>> Begin
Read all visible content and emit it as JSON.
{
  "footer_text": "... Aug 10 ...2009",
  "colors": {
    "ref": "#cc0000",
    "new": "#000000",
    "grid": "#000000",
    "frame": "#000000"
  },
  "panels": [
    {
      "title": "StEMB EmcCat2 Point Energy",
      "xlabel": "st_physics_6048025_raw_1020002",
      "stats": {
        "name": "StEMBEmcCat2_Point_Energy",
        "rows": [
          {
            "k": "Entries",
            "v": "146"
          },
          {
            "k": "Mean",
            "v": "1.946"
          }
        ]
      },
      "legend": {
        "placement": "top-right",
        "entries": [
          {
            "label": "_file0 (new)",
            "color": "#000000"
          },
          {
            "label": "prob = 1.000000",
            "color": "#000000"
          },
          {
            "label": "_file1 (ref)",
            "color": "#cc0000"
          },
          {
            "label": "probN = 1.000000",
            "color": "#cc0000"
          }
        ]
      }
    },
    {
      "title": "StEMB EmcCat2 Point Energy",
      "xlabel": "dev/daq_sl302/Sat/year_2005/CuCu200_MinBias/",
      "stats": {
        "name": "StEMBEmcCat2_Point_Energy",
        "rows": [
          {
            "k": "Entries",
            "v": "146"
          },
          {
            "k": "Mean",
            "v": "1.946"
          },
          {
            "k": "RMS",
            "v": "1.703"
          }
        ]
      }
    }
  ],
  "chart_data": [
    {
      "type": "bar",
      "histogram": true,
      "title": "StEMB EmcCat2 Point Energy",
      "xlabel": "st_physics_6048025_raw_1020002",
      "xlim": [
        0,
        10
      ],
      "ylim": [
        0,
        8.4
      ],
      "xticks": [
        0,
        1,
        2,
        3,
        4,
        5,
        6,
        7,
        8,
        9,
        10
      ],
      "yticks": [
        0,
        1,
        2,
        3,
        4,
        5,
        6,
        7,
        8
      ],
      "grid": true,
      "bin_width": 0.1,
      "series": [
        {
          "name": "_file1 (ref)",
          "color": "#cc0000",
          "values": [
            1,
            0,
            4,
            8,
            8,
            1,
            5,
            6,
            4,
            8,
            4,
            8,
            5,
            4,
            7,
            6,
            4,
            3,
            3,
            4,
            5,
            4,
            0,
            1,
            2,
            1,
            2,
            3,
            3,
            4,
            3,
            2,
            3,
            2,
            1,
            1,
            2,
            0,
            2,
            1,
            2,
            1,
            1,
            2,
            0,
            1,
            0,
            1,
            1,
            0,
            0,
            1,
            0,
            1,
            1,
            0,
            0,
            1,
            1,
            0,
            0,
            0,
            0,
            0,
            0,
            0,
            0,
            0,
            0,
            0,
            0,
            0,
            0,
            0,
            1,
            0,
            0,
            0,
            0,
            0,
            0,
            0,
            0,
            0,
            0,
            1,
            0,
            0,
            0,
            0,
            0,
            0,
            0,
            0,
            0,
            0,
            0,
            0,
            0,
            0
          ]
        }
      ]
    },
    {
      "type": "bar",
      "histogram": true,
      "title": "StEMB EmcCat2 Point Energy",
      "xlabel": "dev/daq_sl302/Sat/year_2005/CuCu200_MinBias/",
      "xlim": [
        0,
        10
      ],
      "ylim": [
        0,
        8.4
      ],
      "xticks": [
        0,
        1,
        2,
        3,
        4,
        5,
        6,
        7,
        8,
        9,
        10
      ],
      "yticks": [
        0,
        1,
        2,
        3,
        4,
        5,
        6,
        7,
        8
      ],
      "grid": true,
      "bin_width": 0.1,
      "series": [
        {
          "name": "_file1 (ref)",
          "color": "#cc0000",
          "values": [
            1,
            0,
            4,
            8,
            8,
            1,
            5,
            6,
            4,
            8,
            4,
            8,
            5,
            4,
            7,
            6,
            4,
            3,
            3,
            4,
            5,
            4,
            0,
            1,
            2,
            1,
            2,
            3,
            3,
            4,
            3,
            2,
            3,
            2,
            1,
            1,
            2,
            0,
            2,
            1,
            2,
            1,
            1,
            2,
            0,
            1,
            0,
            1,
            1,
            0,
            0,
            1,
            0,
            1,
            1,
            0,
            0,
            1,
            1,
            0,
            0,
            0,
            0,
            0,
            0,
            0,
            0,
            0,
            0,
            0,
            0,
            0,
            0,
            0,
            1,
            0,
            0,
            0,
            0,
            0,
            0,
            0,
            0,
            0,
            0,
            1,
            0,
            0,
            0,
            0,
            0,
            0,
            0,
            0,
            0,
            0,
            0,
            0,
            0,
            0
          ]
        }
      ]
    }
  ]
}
>> End
## [What to work on]
Write out the material exactly as given.

## [Result of this task]
Read all visible content and emit it as JSON.
{
  "footer_text": "... Aug 10 ...2009",
  "colors": {
    "ref": "#cc0000",
    "new": "#000000",
    "grid": "#000000",
    "frame": "#000000"
  },
  "panels": [
    {
      "title": "StEMB EmcCat2 Point Energy",
      "xlabel": "st_physics_6048025_raw_1020002",
      "stats": {
        "name": "StEMBEmcCat2_Point_Energy",
        "rows": [
          {
            "k": "Entries",
            "v": "146"
          },
          {
            "k": "Mean",
            "v": "1.946"
          }
        ]
      },
      "legend": {
        "placement": "top-right",
        "entries": [
          {
            "label": "_file0 (new)",
            "color": "#000000"
          },
          {
            "label": "prob = 1.000000",
            "color": "#000000"
          },
          {
            "label": "_file1 (ref)",
            "color": "#cc0000"
          },
          {
            "label": "probN = 1.000000",
            "color": "#cc0000"
          }
        ]
      }
    },
    {
      "title": "StEMB EmcCat2 Point Energy",
      "xlabel": "dev/daq_sl302/Sat/year_2005/CuCu200_MinBias/",
      "stats": {
        "name": "StEMBEmcCat2_Point_Energy",
        "rows": [
          {
            "k": "Entries",
            "v": "146"
          },
          {
            "k": "Mean",
            "v": "1.946"
          },
          {
            "k": "RMS",
            "v": "1.703"
          }
        ]
      }
    }
  ],
  "chart_data": [
    {
      "type": "bar",
      "histogram": true,
      "title": "StEMB EmcCat2 Point Energy",
      "xlabel": "st_physics_6048025_raw_1020002",
      "xlim": [
        0,
        10
      ],
      "ylim": [
        0,
        8.4
      ],
      "xticks": [
        0,
        1,
        2,
        3,
        4,
        5,
        6,
        7,
        8,
        9,
        10
      ],
      "yticks": [
        0,
        1,
        2,
        3,
        4,
        5,
        6,
        7,
        8
      ],
      "grid": true,
      "bin_width": 0.1,
      "series": [
        {
          "name": "_file1 (ref)",
          "color": "#cc0000",
          "values": [
            1,
            0,
            4,
            8,
            8,
            1,
            5,
            6,
            4,
            8,
            4,
            8,
            5,
            4,
            7,
            6,
            4,
            3,
            3,
            4,
            5,
            4,
            0,
            1,
            2,
            1,
            2,
            3,
            3,
            4,
            3,
            2,
            3,
            2,
            1,
            1,
            2,
            0,
            2,
            1,
            2,
            1,
            1,
            2,
            0,
            1,
            0,
            1,
            1,
            0,
            0,
            1,
            0,
            1,
            1,
            0,
            0,
            1,
            1,
            0,
            0,
            0,
            0,
            0,
            0,
            0,
            0,
            0,
            0,
            0,
            0,
            0,
            0,
            0,
            1,
            0,
            0,
            0,
            0,
            0,
            0,
            0,
            0,
            0,
            0,
            1,
            0,
            0,
            0,
            0,
            0,
            0,
            0,
            0,
            0,
            0,
            0,
            0,
            0,
            0
          ]
        }
      ]
    },
    {
      "type": "bar",
      "histogram": true,
      "title": "StEMB EmcCat2 Point Energy",
      "xlabel": "dev/daq_sl302/Sat/year_2005/CuCu200_MinBias/",
      "xlim": [
        0,
        10
      ],
      "ylim": [
        0,
        8.4
      ],
      "xticks": [
        0,
        1,
        2,
        3,
        4,
        5,
        6,
        7,
        8,
        9,
        10
      ],
      "yticks": [
        0,
        1,
        2,
        3,
        4,
        5,
        6,
        7,
        8
      ],
      "grid": true,
      "bin_width": 0.1,
      "series": [
        {
          "name": "_file1 (ref)",
          "color": "#cc0000",
          "values": [
            1,
            0,
            4,
            8,
            8,
            1,
            5,
            6,
            4,
            8,
            4,
            8,
            5,
            4,
            7,
            6,
            4,
            3,
            3,
            4,
            5,
            4,
            0,
            1,
            2,
            1,
            2,
            3,
            3,
            4,
            3,
            2,
            3,
            2,
            1,
            1,
            2,
            0,
            2,
            1,
            2,
            1,
            1,
            2,
            0,
            1,
            0,
            1,
            1,
            0,
            0,
            1,
            0,
            1,
            1,
            0,
            0,
            1,
            1,
            0,
            0,
            0,
            0,
            0,
            0,
            0,
            0,
            0,
            0,
            0,
            0,
            0,
            0,
            0,
            1,
            0,
            0,
            0,
            0,
            0,
            0,
            0,
            0,
            0,
            0,
            1,
            0,
            0,
            0,
            0,
            0,
            0,
            0,
            0,
            0,
            0,
            0,
            0,
            0,
            0
          ]
        }
      ]
    }
  ]
}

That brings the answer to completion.